CONSIGNES >>
a – Traduisez en anglais la phrase suivante du texte fourni : « Ces locaux ont été sous-loués par le preneur. »
b – Dans le texte fourni, en une à trois phrases, expliquez dans quelle situation la clause du bail principal prévoyait la suspension du loyer.
c – Reprenez le texte fourni de « Pour approfondir : En » jusqu'à « biennales et décennales. » inclus, en remplaçant « preneur » par « locataire ».

TEXTE FOURNI >>

Cass. civ., 3ème, 2 mars 2017, n°15-24.876
La clause subrogeant le preneur dans les droits du bailleur envers l’assureur dommages-ouvrage n’est pas de nature à exonérer le bailleur de la garantie légale des vices cachés instituée par l’article 1721 du Code civil.
Ce qu’il faut retenir : La clause subrogeant le preneur dans les droits du bailleur envers l’assureur dommages-ouvrage n’est pas de nature à exonérer le bailleur de la garantie légale des vices cachés instituée par l’article 1721 du Code civil.
Pour approfondir : En l’espèce, un bail commercial a été consenti le 29 septembre 2010 portant sur des locaux à destination de résidence de tourisme. Ces locaux ont été sous-loués par le preneur. Le bail principal contenait une clause aux termes de laquelle, en cas d’évènement exceptionnel affectant la résidence et ne permettant pas une occupation effective et normale du bien, le loyer serait suspendu. En outre, le bail prévoyait également une clause subrogeant irrévocablement le preneur au bailleur dans ses droits et obligations relativement à la mise en jeu contre le vendeur, de toutes les garanties découlant de la vente et de la construction, telles que les garanties d’achèvement, biennales et décennales.

DONNÉES PRÉSENTÉES >>
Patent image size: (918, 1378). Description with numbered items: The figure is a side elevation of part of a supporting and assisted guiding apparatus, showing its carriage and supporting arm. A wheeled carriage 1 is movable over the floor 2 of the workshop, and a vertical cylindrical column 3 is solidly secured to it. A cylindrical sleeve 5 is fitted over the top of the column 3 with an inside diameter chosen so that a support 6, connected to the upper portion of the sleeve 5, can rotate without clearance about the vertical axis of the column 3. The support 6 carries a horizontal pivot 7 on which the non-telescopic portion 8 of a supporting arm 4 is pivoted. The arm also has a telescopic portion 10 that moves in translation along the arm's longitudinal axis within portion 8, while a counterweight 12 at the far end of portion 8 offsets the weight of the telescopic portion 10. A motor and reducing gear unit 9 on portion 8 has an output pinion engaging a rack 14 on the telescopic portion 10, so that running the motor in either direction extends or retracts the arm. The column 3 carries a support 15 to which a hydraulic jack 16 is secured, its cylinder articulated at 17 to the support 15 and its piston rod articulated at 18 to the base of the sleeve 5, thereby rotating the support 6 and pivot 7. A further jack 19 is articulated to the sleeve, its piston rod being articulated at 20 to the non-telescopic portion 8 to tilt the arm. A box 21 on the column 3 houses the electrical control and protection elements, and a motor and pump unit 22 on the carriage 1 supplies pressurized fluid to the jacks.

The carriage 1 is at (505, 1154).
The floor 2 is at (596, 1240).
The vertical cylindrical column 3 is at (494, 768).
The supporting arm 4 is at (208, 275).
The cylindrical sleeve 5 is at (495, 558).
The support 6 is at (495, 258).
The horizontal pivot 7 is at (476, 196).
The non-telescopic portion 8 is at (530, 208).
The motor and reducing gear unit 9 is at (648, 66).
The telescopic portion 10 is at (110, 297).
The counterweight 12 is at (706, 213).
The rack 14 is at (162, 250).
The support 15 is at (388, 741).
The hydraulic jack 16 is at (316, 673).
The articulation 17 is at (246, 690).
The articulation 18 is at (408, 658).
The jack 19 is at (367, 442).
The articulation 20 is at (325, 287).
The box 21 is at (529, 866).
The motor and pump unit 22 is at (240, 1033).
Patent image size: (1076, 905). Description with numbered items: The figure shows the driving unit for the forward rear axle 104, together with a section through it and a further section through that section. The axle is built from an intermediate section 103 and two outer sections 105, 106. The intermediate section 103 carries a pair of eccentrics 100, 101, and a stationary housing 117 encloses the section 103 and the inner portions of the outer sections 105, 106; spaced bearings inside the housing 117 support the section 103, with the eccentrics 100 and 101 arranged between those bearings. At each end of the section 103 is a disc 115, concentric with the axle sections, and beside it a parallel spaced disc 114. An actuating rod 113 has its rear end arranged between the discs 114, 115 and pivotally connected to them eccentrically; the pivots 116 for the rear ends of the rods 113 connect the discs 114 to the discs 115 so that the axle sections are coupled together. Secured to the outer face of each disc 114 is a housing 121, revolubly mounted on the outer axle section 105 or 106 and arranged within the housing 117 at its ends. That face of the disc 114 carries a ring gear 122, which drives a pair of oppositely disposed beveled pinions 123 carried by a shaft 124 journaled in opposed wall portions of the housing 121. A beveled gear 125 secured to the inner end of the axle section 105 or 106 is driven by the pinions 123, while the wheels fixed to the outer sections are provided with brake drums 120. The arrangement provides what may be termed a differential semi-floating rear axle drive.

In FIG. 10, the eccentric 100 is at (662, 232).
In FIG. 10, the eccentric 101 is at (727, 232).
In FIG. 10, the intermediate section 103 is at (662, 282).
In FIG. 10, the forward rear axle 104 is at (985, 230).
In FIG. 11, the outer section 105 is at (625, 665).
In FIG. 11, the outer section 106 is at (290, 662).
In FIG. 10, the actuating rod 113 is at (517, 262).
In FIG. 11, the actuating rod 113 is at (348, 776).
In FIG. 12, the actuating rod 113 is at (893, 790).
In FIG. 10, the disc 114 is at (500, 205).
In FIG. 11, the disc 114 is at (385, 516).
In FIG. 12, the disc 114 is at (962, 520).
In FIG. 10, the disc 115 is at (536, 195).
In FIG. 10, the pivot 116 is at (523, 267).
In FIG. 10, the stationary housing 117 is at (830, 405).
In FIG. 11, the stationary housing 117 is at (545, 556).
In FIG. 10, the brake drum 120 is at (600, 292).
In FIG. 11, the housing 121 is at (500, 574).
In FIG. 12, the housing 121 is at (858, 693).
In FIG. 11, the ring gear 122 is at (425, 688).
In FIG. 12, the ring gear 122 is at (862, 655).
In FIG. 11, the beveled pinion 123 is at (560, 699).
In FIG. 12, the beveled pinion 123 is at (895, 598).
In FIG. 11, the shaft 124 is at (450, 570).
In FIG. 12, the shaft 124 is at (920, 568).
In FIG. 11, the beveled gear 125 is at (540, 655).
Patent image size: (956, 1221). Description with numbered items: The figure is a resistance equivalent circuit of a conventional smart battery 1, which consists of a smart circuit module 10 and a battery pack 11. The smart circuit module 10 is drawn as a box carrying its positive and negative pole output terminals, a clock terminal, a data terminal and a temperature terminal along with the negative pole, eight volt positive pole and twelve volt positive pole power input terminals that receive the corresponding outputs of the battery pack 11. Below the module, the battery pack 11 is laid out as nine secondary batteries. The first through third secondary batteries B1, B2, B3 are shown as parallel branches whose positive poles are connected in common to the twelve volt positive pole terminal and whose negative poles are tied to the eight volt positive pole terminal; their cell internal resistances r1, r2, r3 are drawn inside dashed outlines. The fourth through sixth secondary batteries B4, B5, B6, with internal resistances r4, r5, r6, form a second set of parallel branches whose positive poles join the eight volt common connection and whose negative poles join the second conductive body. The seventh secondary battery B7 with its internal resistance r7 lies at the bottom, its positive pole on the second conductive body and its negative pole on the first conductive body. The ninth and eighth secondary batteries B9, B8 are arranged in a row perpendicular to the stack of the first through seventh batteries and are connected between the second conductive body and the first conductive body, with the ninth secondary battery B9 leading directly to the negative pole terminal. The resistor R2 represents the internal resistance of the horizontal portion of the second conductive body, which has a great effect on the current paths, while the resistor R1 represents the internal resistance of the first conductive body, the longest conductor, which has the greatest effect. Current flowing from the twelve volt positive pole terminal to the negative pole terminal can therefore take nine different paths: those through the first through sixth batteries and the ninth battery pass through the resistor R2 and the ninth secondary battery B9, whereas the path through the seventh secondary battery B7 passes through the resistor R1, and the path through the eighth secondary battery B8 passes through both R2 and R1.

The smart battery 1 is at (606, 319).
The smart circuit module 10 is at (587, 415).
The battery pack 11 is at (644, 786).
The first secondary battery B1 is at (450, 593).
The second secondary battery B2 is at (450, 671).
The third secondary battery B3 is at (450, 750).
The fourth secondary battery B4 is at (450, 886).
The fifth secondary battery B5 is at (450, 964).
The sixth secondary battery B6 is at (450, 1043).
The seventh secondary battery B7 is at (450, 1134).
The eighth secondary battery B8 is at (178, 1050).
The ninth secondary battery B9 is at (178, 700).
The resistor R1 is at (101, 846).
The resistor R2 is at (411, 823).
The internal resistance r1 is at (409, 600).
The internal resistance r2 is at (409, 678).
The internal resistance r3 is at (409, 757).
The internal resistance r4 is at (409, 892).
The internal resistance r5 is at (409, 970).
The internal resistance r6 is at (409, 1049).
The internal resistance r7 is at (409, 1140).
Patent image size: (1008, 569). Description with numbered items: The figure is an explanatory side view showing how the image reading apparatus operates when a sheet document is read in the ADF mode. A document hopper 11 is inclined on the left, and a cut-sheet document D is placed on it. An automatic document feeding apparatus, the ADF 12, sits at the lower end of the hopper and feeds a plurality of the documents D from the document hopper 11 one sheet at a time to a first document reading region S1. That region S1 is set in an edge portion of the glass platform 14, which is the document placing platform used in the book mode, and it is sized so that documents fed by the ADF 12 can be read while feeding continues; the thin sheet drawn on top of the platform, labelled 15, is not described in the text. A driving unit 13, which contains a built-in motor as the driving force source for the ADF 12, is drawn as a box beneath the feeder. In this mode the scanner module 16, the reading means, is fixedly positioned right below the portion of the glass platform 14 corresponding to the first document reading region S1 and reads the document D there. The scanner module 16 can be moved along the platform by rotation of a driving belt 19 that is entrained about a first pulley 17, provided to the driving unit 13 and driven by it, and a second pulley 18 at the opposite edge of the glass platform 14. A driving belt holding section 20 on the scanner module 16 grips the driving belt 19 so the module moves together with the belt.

CORRIGÉS >>
a – These premises were sublet by the lessee.

b – La clause prévoyait la suspension du loyer en cas d'évènement exceptionnel affectant la résidence. Il fallait que cet évènement ne permette pas une occupation effective et normale du bien.

c –
Pour approfondir : En l’espèce, un bail commercial a été consenti le 29 septembre 2010 portant sur des locaux à destination de résidence de tourisme. Ces locaux ont été sous-loués par le locataire. Le bail principal contenait une clause aux termes de laquelle, en cas d’évènement exceptionnel affectant la résidence et ne permettant pas une occupation effective et normale du bien, le loyer serait suspendu. En outre, le bail prévoyait également une clause subrogeant irrévocablement le locataire au bailleur dans ses droits et obligations relativement à la mise en jeu contre le vendeur, de toutes les garanties découlant de la vente et de la construction, telles que les garanties d’achèvement, biennales et décennales.